-------- Dataset entries --------

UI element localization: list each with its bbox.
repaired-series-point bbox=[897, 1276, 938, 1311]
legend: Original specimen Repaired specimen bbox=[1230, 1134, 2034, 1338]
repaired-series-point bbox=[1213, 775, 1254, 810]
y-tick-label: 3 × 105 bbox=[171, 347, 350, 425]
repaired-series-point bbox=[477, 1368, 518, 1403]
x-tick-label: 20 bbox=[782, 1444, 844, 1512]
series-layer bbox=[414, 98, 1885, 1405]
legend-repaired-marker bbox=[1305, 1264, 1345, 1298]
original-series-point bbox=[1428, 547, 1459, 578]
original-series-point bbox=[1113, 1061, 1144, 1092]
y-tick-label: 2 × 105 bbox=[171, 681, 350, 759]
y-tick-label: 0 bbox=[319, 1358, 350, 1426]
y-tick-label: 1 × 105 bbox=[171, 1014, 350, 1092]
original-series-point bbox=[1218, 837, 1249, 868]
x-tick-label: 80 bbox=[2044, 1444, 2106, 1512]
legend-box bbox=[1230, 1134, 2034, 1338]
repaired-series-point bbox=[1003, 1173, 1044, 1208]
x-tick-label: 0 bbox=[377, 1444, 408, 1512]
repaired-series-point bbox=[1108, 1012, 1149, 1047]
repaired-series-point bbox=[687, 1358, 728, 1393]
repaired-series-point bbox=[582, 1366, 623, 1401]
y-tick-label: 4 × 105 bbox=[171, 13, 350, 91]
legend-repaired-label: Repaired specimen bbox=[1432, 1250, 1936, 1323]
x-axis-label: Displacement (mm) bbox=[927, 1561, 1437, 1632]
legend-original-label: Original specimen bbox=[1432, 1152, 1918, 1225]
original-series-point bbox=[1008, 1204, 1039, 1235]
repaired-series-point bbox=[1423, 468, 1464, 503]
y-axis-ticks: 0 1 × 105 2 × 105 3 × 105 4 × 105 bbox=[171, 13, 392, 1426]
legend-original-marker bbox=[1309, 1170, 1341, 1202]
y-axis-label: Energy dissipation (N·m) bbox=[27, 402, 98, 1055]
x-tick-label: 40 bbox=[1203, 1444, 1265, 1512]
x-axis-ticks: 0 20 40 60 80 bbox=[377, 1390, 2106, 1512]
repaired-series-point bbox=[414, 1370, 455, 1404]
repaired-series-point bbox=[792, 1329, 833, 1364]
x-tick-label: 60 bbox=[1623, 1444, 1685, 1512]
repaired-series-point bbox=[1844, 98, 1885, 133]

--------

Edit the records above by replacing each occurrence of "Repaired specimen" with "Retrofitted specimen", keeping every other line exactly the same.

Task output =>
UI element localization: list each with its bbox.
repaired-series-point bbox=[897, 1276, 938, 1311]
legend: Original specimen Retrofitted specimen bbox=[1230, 1134, 2034, 1338]
repaired-series-point bbox=[1213, 775, 1254, 810]
y-tick-label: 3 × 105 bbox=[171, 347, 350, 425]
repaired-series-point bbox=[477, 1368, 518, 1403]
x-tick-label: 20 bbox=[782, 1444, 844, 1512]
series-layer bbox=[414, 98, 1885, 1405]
legend-repaired-marker bbox=[1305, 1264, 1345, 1298]
original-series-point bbox=[1428, 547, 1459, 578]
original-series-point bbox=[1113, 1061, 1144, 1092]
y-tick-label: 2 × 105 bbox=[171, 681, 350, 759]
y-tick-label: 0 bbox=[319, 1358, 350, 1426]
y-tick-label: 1 × 105 bbox=[171, 1014, 350, 1092]
original-series-point bbox=[1218, 837, 1249, 868]
x-tick-label: 80 bbox=[2044, 1444, 2106, 1512]
legend-box bbox=[1230, 1134, 2034, 1338]
repaired-series-point bbox=[1003, 1173, 1044, 1208]
x-tick-label: 0 bbox=[377, 1444, 408, 1512]
repaired-series-point bbox=[1108, 1012, 1149, 1047]
repaired-series-point bbox=[687, 1358, 728, 1393]
repaired-series-point bbox=[582, 1366, 623, 1401]
y-tick-label: 4 × 105 bbox=[171, 13, 350, 91]
legend-repaired-label: Retrofitted specimen bbox=[1432, 1250, 1936, 1323]
x-axis-label: Displacement (mm) bbox=[927, 1561, 1437, 1632]
legend-original-label: Original specimen bbox=[1432, 1152, 1918, 1225]
original-series-point bbox=[1008, 1204, 1039, 1235]
repaired-series-point bbox=[1423, 468, 1464, 503]
y-axis-ticks: 0 1 × 105 2 × 105 3 × 105 4 × 105 bbox=[171, 13, 392, 1426]
legend-original-marker bbox=[1309, 1170, 1341, 1202]
y-axis-label: Energy dissipation (N·m) bbox=[27, 402, 98, 1055]
x-tick-label: 40 bbox=[1203, 1444, 1265, 1512]
x-axis-ticks: 0 20 40 60 80 bbox=[377, 1390, 2106, 1512]
repaired-series-point bbox=[414, 1370, 455, 1404]
repaired-series-point bbox=[792, 1329, 833, 1364]
x-tick-label: 60 bbox=[1623, 1444, 1685, 1512]
repaired-series-point bbox=[1844, 98, 1885, 133]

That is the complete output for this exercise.